**WRITTEN PROBLEM**
Pull out all lines from the listing below in which the word "Chinese" appears.

Stored entries:
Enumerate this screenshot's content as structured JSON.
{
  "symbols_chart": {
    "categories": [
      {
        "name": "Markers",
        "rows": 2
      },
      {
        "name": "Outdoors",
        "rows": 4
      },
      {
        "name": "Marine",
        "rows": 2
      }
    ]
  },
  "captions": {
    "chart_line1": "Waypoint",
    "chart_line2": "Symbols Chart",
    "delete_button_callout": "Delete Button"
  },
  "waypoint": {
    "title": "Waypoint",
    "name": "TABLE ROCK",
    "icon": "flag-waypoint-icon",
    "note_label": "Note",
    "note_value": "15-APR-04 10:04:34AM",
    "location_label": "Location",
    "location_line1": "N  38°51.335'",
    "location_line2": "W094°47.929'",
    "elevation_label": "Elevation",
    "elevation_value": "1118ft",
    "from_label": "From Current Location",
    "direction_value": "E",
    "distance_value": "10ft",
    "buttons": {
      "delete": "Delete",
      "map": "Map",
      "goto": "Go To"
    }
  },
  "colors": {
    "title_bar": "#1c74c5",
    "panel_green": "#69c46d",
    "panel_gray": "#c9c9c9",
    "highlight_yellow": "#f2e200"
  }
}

---

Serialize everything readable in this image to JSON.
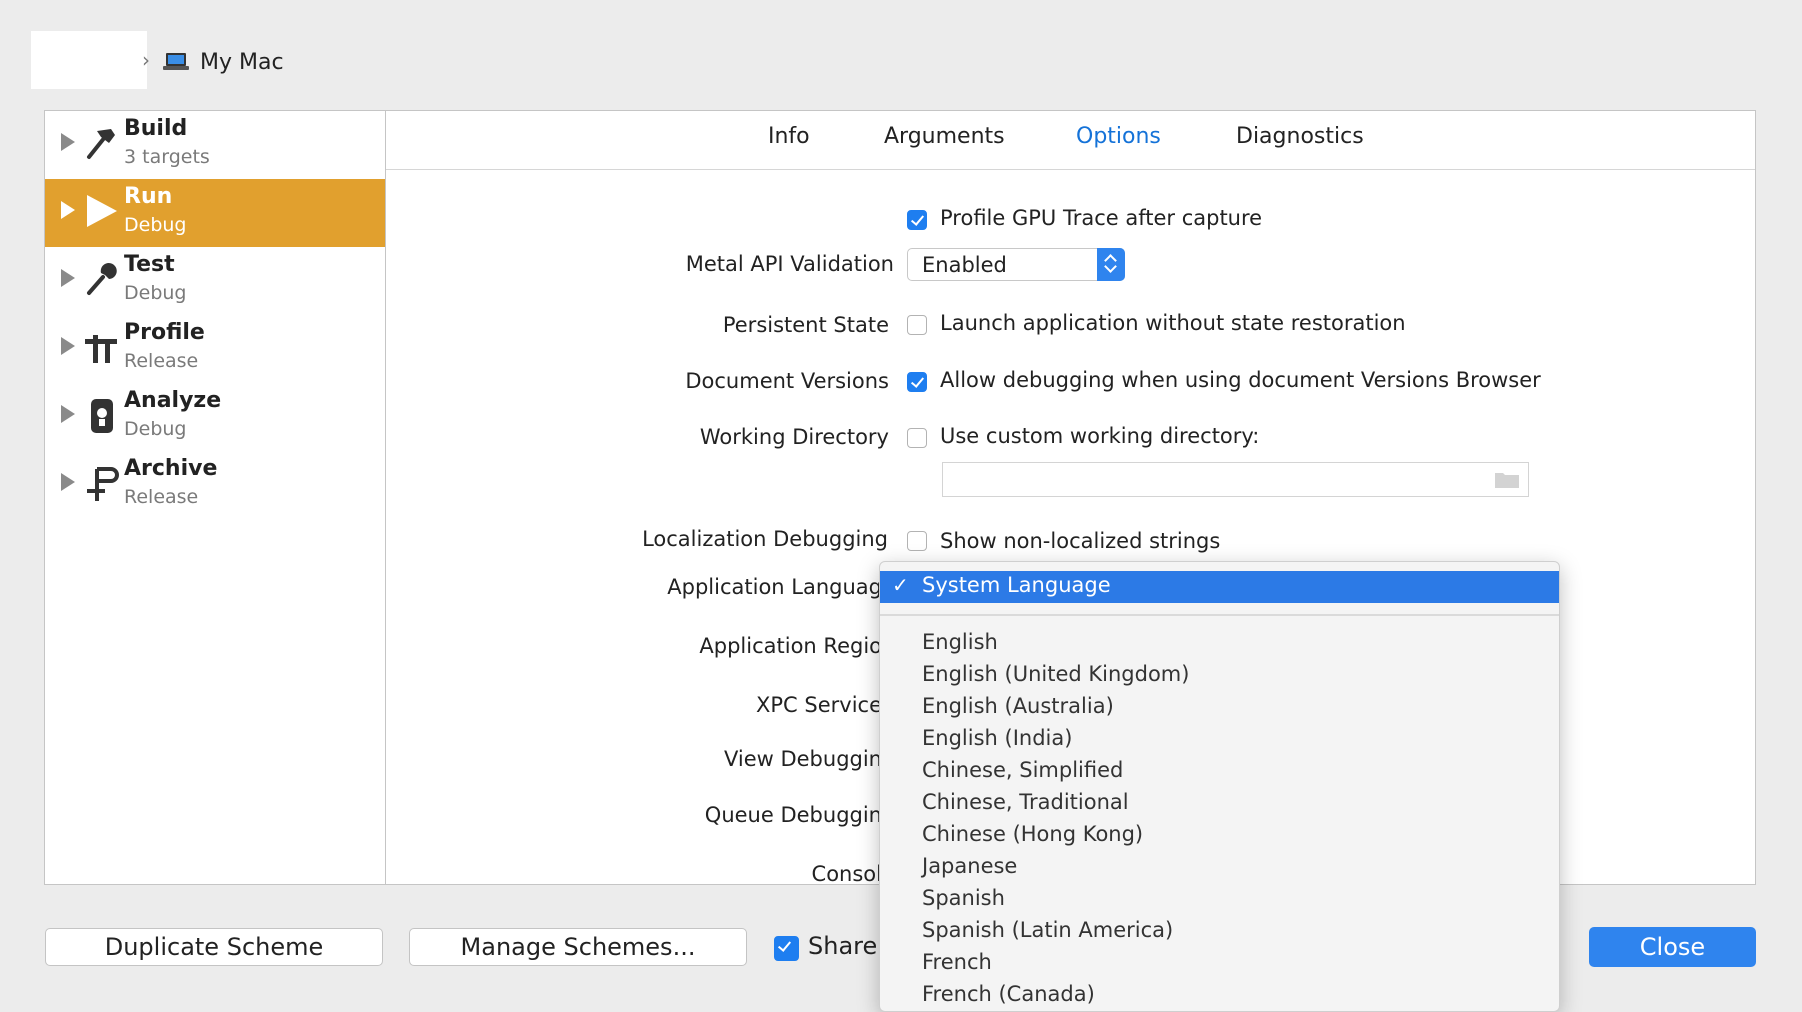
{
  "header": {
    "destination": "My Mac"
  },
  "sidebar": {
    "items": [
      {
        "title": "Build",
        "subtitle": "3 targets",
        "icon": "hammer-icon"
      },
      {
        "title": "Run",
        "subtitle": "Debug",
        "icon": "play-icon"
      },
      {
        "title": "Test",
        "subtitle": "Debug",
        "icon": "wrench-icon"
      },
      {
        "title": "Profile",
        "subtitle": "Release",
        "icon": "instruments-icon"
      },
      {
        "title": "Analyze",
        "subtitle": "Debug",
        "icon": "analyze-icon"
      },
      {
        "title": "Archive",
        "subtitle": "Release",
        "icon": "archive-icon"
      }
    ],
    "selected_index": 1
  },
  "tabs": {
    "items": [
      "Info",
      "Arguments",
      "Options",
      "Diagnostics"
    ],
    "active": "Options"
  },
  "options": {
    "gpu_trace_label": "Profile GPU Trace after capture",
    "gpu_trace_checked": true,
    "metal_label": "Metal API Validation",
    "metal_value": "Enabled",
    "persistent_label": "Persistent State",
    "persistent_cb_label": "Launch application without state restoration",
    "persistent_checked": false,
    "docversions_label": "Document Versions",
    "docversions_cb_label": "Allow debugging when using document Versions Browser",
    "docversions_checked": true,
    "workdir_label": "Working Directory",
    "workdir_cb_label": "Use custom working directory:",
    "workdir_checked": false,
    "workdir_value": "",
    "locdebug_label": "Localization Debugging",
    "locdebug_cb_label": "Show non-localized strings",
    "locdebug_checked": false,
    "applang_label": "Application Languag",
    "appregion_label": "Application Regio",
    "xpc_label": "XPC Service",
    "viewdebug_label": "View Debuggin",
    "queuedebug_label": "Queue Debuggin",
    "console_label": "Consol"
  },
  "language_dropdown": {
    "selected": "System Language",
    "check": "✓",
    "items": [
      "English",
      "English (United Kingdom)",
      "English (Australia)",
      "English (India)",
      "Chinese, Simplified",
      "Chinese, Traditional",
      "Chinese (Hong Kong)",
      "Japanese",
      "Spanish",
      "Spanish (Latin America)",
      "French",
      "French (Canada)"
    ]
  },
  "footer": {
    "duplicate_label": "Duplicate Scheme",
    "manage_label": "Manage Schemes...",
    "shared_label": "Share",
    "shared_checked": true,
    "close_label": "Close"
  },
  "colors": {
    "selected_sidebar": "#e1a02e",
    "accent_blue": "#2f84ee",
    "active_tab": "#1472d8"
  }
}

**WRITTEN SOLUTION**
      "Chinese, Simplified",
      "Chinese, Traditional",
      "Chinese (Hong Kong)",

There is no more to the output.